# GIVEN INSTRUCTION
Copy out all the lines where "School" shows up.

# MATERIAL FOR THIS EXERCISE
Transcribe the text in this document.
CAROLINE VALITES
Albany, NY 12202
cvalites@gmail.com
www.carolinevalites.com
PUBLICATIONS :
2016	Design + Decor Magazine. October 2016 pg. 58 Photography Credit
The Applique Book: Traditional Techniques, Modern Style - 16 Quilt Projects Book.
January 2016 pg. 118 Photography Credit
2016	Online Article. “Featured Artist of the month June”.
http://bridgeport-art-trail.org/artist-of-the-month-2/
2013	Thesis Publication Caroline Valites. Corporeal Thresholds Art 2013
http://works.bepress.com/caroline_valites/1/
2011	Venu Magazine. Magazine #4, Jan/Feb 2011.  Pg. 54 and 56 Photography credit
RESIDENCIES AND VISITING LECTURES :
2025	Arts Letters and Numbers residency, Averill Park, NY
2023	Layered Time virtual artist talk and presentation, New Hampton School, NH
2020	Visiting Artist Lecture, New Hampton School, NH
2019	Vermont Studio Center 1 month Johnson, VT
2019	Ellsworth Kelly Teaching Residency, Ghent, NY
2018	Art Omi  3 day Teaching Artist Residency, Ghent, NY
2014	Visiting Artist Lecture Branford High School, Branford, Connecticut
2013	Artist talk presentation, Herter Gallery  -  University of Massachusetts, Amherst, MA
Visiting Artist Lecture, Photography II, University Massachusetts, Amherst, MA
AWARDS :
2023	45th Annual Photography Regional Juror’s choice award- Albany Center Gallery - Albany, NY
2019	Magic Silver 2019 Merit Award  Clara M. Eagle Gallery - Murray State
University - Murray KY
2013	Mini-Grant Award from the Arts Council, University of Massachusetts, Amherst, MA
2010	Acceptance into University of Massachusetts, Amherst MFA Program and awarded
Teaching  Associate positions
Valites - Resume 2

# FULL ANSWER
2023	Layered Time virtual artist talk and presentation, New Hampton School, NH
2020	Visiting Artist Lecture, New Hampton School, NH
2014	Visiting Artist Lecture Branford High School, Branford, Connecticut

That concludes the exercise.